OBJECTIVE
Repeat, without any change, the entries presented below.

RAW DATA
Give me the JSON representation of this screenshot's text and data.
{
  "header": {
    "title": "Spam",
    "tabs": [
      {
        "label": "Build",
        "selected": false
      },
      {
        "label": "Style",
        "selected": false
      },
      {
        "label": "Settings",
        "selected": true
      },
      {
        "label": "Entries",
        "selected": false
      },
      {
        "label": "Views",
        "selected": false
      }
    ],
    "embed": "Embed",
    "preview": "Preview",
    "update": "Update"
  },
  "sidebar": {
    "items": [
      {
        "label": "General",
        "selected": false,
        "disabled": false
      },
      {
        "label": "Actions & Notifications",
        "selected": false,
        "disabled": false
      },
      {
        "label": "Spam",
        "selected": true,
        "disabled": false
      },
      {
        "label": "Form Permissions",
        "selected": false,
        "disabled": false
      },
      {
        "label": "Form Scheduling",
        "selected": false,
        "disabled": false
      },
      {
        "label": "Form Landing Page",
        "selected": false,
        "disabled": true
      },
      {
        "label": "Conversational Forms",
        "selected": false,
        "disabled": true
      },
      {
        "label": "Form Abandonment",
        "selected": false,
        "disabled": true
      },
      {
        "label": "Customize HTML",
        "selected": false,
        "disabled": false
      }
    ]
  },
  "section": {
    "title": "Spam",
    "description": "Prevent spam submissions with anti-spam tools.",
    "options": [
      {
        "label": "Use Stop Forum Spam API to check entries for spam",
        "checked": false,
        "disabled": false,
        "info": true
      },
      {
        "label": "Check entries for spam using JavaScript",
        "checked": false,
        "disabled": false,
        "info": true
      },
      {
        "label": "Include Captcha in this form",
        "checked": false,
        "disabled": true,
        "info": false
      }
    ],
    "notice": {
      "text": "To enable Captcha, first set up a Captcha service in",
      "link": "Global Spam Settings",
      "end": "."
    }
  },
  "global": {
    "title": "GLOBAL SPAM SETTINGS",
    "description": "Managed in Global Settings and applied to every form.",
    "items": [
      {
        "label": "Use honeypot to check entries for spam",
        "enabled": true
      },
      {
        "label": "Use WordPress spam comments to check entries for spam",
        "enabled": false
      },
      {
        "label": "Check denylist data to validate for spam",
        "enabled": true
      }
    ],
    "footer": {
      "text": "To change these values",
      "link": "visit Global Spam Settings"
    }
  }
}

OUTPUT FOR THIS TASK
Give me the JSON representation of this screenshot's text and data.
{
  "header": {
    "title": "Spam",
    "tabs": [
      {
        "label": "Build",
        "selected": false
      },
      {
        "label": "Style",
        "selected": false
      },
      {
        "label": "Settings",
        "selected": true
      },
      {
        "label": "Entries",
        "selected": false
      },
      {
        "label": "Views",
        "selected": false
      }
    ],
    "embed": "Embed",
    "preview": "Preview",
    "update": "Update"
  },
  "sidebar": {
    "items": [
      {
        "label": "General",
        "selected": false,
        "disabled": false
      },
      {
        "label": "Actions & Notifications",
        "selected": false,
        "disabled": false
      },
      {
        "label": "Spam",
        "selected": true,
        "disabled": false
      },
      {
        "label": "Form Permissions",
        "selected": false,
        "disabled": false
      },
      {
        "label": "Form Scheduling",
        "selected": false,
        "disabled": false
      },
      {
        "label": "Form Landing Page",
        "selected": false,
        "disabled": true
      },
      {
        "label": "Conversational Forms",
        "selected": false,
        "disabled": true
      },
      {
        "label": "Form Abandonment",
        "selected": false,
        "disabled": true
      },
      {
        "label": "Customize HTML",
        "selected": false,
        "disabled": false
      }
    ]
  },
  "section": {
    "title": "Spam",
    "description": "Prevent spam submissions with anti-spam tools.",
    "options": [
      {
        "label": "Use Stop Forum Spam API to check entries for spam",
        "checked": false,
        "disabled": false,
        "info": true
      },
      {
        "label": "Check entries for spam using JavaScript",
        "checked": false,
        "disabled": false,
        "info": true
      },
      {
        "label": "Include Captcha in this form",
        "checked": false,
        "disabled": true,
        "info": false
      }
    ],
    "notice": {
      "text": "To enable Captcha, first set up a Captcha service in",
      "link": "Global Spam Settings",
      "end": "."
    }
  },
  "global": {
    "title": "GLOBAL SPAM SETTINGS",
    "description": "Managed in Global Settings and applied to every form.",
    "items": [
      {
        "label": "Use honeypot to check entries for spam",
        "enabled": true
      },
      {
        "label": "Use WordPress spam comments to check entries for spam",
        "enabled": false
      },
      {
        "label": "Check denylist data to validate for spam",
        "enabled": true
      }
    ],
    "footer": {
      "text": "To change these values",
      "link": "visit Global Spam Settings"
    }
  }
}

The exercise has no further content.